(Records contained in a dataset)

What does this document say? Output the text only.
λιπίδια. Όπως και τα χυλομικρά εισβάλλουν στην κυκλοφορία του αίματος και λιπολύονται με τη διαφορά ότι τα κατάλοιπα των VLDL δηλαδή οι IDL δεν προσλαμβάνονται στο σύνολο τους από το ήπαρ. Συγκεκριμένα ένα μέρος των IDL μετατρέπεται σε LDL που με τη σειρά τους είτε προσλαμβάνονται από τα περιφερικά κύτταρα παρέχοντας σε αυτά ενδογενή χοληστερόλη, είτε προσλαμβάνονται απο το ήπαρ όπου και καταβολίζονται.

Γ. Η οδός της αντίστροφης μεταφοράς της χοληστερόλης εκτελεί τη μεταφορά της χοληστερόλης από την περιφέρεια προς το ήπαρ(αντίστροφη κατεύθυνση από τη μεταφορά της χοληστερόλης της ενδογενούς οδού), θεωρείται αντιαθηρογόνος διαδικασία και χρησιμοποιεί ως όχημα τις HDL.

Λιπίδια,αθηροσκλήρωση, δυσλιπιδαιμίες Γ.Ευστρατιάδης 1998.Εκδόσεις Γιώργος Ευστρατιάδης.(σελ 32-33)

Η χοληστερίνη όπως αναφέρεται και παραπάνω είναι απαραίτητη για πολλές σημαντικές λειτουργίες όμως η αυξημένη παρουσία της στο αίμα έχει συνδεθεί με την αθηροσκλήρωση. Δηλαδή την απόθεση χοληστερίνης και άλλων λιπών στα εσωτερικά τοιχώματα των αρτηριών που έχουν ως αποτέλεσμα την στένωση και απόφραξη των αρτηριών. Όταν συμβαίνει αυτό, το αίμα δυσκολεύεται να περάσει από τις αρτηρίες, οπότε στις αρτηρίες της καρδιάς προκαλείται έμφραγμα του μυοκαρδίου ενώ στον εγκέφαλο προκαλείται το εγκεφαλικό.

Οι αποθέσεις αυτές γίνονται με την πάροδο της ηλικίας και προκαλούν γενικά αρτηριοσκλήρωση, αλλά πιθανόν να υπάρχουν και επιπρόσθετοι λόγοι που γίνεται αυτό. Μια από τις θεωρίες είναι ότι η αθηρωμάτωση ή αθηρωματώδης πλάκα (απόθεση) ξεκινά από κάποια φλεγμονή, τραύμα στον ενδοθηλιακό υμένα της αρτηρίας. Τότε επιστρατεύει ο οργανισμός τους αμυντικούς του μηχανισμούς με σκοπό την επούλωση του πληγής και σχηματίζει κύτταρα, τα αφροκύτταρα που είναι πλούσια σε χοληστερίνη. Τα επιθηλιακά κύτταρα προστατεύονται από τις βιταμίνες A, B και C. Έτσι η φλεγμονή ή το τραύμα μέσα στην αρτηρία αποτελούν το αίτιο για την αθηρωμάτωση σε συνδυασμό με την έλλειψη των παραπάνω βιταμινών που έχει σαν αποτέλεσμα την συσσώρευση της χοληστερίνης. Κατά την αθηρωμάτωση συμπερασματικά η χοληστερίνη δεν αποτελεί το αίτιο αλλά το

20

# GIVEN REQUEST
Repeat all of the records above exactly as written.

# THE COMPLETED TASK
What does this document say? Output the text only.
λιπίδια. Όπως και τα χυλομικρά εισβάλλουν στην κυκλοφορία του αίματος και λιπολύονται με τη διαφορά ότι τα κατάλοιπα των VLDL δηλαδή οι IDL δεν προσλαμβάνονται στο σύνολο τους από το ήπαρ. Συγκεκριμένα ένα μέρος των IDL μετατρέπεται σε LDL που με τη σειρά τους είτε προσλαμβάνονται από τα περιφερικά κύτταρα παρέχοντας σε αυτά ενδογενή χοληστερόλη, είτε προσλαμβάνονται απο το ήπαρ όπου και καταβολίζονται.

Γ. Η οδός της αντίστροφης μεταφοράς της χοληστερόλης εκτελεί τη μεταφορά της χοληστερόλης από την περιφέρεια προς το ήπαρ(αντίστροφη κατεύθυνση από τη μεταφορά της χοληστερόλης της ενδογενούς οδού), θεωρείται αντιαθηρογόνος διαδικασία και χρησιμοποιεί ως όχημα τις HDL.

Λιπίδια,αθηροσκλήρωση, δυσλιπιδαιμίες Γ.Ευστρατιάδης 1998.Εκδόσεις Γιώργος Ευστρατιάδης.(σελ 32-33)

Η χοληστερίνη όπως αναφέρεται και παραπάνω είναι απαραίτητη για πολλές σημαντικές λειτουργίες όμως η αυξημένη παρουσία της στο αίμα έχει συνδεθεί με την αθηροσκλήρωση. Δηλαδή την απόθεση χοληστερίνης και άλλων λιπών στα εσωτερικά τοιχώματα των αρτηριών που έχουν ως αποτέλεσμα την στένωση και απόφραξη των αρτηριών. Όταν συμβαίνει αυτό, το αίμα δυσκολεύεται να περάσει από τις αρτηρίες, οπότε στις αρτηρίες της καρδιάς προκαλείται έμφραγμα του μυοκαρδίου ενώ στον εγκέφαλο προκαλείται το εγκεφαλικό.

Οι αποθέσεις αυτές γίνονται με την πάροδο της ηλικίας και προκαλούν γενικά αρτηριοσκλήρωση, αλλά πιθανόν να υπάρχουν και επιπρόσθετοι λόγοι που γίνεται αυτό. Μια από τις θεωρίες είναι ότι η αθηρωμάτωση ή αθηρωματώδης πλάκα (απόθεση) ξεκινά από κάποια φλεγμονή, τραύμα στον ενδοθηλιακό υμένα της αρτηρίας. Τότε επιστρατεύει ο οργανισμός τους αμυντικούς του μηχανισμούς με σκοπό την επούλωση του πληγής και σχηματίζει κύτταρα, τα αφροκύτταρα που είναι πλούσια σε χοληστερίνη. Τα επιθηλιακά κύτταρα προστατεύονται από τις βιταμίνες A, B και C. Έτσι η φλεγμονή ή το τραύμα μέσα στην αρτηρία αποτελούν το αίτιο για την αθηρωμάτωση σε συνδυασμό με την έλλειψη των παραπάνω βιταμινών που έχει σαν αποτέλεσμα την συσσώρευση της χοληστερίνης. Κατά την αθηρωμάτωση συμπερασματικά η χοληστερίνη δεν αποτελεί το αίτιο αλλά το

20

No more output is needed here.